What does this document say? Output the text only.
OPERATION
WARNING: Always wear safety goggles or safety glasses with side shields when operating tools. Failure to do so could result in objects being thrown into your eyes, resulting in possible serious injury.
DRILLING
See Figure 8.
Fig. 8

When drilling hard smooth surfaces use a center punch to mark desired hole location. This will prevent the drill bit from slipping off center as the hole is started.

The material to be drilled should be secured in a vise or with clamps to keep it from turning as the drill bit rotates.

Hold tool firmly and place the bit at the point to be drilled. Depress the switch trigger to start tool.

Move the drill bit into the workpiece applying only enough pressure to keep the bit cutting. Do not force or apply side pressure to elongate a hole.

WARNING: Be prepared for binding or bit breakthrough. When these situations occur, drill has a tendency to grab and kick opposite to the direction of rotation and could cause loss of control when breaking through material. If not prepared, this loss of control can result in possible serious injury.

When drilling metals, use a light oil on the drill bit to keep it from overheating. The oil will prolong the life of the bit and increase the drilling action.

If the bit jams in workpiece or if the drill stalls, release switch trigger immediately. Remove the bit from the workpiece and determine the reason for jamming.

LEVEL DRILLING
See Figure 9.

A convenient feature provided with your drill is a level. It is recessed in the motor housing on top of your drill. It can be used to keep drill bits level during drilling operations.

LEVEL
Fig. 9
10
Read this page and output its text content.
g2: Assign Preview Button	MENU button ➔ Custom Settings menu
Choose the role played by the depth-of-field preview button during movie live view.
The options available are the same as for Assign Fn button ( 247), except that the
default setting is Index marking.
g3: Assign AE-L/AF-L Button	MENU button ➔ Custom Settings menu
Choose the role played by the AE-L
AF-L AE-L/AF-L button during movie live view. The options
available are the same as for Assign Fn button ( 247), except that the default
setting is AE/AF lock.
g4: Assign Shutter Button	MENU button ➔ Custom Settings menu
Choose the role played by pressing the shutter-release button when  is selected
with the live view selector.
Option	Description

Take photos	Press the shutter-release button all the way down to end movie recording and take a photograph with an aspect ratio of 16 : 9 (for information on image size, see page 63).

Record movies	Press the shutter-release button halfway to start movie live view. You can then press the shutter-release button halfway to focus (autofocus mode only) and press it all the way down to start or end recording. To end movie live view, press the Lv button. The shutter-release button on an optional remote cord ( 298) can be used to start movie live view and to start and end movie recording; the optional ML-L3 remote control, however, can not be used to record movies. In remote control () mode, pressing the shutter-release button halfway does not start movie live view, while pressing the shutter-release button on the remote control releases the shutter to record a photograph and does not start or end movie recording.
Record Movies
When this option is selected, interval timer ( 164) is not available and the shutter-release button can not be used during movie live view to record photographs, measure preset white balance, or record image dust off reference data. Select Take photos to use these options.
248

·····

Exercise aim: Set all of the records down again, exactly as they stand.

Answer to this exercise:
What does this document say? Output the text only.
OPERATION
WARNING: Always wear safety goggles or safety glasses with side shields when operating tools. Failure to do so could result in objects being thrown into your eyes, resulting in possible serious injury.
DRILLING
See Figure 8.
Fig. 8

When drilling hard smooth surfaces use a center punch to mark desired hole location. This will prevent the drill bit from slipping off center as the hole is started.

The material to be drilled should be secured in a vise or with clamps to keep it from turning as the drill bit rotates.

Hold tool firmly and place the bit at the point to be drilled. Depress the switch trigger to start tool.

Move the drill bit into the workpiece applying only enough pressure to keep the bit cutting. Do not force or apply side pressure to elongate a hole.

WARNING: Be prepared for binding or bit breakthrough. When these situations occur, drill has a tendency to grab and kick opposite to the direction of rotation and could cause loss of control when breaking through material. If not prepared, this loss of control can result in possible serious injury.

When drilling metals, use a light oil on the drill bit to keep it from overheating. The oil will prolong the life of the bit and increase the drilling action.

If the bit jams in workpiece or if the drill stalls, release switch trigger immediately. Remove the bit from the workpiece and determine the reason for jamming.

LEVEL DRILLING
See Figure 9.

A convenient feature provided with your drill is a level. It is recessed in the motor housing on top of your drill. It can be used to keep drill bits level during drilling operations.

LEVEL
Fig. 9
10
Read this page and output its text content.
g2: Assign Preview Button	MENU button ➔ Custom Settings menu
Choose the role played by the depth-of-field preview button during movie live view.
The options available are the same as for Assign Fn button ( 247), except that the
default setting is Index marking.
g3: Assign AE-L/AF-L Button	MENU button ➔ Custom Settings menu
Choose the role played by the AE-L
AF-L AE-L/AF-L button during movie live view. The options
available are the same as for Assign Fn button ( 247), except that the default
setting is AE/AF lock.
g4: Assign Shutter Button	MENU button ➔ Custom Settings menu
Choose the role played by pressing the shutter-release button when  is selected
with the live view selector.
Option	Description

Take photos	Press the shutter-release button all the way down to end movie recording and take a photograph with an aspect ratio of 16 : 9 (for information on image size, see page 63).

Record movies	Press the shutter-release button halfway to start movie live view. You can then press the shutter-release button halfway to focus (autofocus mode only) and press it all the way down to start or end recording. To end movie live view, press the Lv button. The shutter-release button on an optional remote cord ( 298) can be used to start movie live view and to start and end movie recording; the optional ML-L3 remote control, however, can not be used to record movies. In remote control () mode, pressing the shutter-release button halfway does not start movie live view, while pressing the shutter-release button on the remote control releases the shutter to record a photograph and does not start or end movie recording.
Record Movies
When this option is selected, interval timer ( 164) is not available and the shutter-release button can not be used during movie live view to record photographs, measure preset white balance, or record image dust off reference data. Select Take photos to use these options.
248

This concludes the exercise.